**PROBLEM STATEMENT:** Where does the word "name" show up in the records? Copy every line that holds it.

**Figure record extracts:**
++++++++++++++++++++

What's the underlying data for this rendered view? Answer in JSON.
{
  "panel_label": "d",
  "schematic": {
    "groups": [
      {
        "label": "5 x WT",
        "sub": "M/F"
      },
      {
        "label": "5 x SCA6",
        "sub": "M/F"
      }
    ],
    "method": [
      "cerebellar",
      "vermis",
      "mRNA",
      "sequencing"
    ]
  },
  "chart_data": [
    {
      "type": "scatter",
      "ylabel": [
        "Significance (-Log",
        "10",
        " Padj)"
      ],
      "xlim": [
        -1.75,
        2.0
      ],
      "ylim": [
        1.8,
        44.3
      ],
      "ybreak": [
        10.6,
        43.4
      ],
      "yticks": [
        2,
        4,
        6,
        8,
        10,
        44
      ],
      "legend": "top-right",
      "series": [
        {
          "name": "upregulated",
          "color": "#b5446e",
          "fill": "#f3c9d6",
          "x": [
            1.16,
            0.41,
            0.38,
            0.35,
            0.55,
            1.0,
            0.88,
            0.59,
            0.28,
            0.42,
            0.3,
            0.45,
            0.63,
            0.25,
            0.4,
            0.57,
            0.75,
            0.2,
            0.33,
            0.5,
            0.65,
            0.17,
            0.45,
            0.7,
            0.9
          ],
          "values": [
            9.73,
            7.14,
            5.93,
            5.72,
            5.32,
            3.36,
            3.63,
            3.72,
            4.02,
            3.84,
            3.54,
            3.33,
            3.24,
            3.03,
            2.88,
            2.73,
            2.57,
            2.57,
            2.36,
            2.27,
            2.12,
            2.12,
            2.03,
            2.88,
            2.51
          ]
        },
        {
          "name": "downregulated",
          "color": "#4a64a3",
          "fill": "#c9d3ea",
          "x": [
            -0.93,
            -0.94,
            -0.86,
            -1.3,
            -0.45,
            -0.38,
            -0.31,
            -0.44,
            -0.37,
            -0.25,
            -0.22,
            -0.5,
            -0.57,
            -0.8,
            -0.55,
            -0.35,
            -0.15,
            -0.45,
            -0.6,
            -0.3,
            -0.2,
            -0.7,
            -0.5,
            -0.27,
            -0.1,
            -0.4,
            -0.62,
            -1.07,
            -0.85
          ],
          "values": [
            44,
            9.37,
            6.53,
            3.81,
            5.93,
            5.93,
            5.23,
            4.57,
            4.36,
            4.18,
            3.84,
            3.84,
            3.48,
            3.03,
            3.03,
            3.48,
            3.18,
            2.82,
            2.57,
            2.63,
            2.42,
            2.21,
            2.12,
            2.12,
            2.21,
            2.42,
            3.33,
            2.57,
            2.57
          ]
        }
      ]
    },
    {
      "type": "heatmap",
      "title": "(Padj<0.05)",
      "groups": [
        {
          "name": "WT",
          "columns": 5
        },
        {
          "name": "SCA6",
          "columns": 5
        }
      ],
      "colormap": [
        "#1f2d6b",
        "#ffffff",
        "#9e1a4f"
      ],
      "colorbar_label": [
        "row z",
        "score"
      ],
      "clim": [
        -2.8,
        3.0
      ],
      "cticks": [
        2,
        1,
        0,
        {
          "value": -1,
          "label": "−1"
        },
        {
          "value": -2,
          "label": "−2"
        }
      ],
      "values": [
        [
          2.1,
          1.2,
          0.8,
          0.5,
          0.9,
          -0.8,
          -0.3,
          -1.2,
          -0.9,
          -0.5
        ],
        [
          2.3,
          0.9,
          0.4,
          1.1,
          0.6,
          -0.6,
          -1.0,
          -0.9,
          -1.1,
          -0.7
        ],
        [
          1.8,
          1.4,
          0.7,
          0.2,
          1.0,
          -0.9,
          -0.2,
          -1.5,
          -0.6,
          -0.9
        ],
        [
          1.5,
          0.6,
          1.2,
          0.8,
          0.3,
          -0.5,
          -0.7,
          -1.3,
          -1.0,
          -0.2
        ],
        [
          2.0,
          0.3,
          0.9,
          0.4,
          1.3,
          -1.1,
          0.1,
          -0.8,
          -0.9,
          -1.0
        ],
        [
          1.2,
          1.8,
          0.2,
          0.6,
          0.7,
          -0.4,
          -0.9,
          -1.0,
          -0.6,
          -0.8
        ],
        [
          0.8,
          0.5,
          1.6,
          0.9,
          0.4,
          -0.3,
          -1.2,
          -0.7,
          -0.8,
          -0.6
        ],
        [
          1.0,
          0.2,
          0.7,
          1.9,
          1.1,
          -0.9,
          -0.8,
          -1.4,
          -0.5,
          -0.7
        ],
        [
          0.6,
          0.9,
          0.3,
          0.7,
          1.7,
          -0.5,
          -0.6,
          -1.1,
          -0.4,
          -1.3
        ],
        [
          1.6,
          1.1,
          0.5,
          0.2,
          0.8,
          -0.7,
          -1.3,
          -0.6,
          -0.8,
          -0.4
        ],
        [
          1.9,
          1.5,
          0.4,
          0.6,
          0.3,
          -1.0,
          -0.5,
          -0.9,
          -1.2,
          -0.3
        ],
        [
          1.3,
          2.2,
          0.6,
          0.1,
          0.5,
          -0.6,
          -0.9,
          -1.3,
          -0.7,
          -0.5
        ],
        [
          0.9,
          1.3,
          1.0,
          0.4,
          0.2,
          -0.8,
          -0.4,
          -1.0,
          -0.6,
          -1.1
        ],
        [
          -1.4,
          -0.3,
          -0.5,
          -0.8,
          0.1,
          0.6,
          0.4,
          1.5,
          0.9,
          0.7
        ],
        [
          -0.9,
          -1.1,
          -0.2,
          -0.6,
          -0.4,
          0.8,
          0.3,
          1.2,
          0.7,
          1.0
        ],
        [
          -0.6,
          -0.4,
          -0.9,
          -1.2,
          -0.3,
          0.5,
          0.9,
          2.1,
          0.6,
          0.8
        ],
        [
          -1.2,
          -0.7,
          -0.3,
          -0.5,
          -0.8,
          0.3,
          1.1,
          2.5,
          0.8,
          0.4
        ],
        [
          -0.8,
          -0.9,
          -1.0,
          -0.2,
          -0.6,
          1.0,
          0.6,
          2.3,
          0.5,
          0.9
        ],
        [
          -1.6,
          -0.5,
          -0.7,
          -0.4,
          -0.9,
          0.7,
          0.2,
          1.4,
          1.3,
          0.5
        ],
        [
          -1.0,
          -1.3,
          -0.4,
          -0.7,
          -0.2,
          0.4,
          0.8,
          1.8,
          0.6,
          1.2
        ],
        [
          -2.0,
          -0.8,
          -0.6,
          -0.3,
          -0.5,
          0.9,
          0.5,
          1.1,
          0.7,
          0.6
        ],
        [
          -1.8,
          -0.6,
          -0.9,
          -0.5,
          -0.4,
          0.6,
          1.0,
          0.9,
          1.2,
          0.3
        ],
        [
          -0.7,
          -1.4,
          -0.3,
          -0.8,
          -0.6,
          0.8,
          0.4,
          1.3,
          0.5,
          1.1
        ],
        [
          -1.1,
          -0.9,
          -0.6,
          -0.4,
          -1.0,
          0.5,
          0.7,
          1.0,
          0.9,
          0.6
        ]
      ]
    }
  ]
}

++++++++++++++++++++

**YOUR RESPONSE:**
          "name": "upregulated",
          "name": "downregulated",
          "name": "WT",
          "name": "SCA6",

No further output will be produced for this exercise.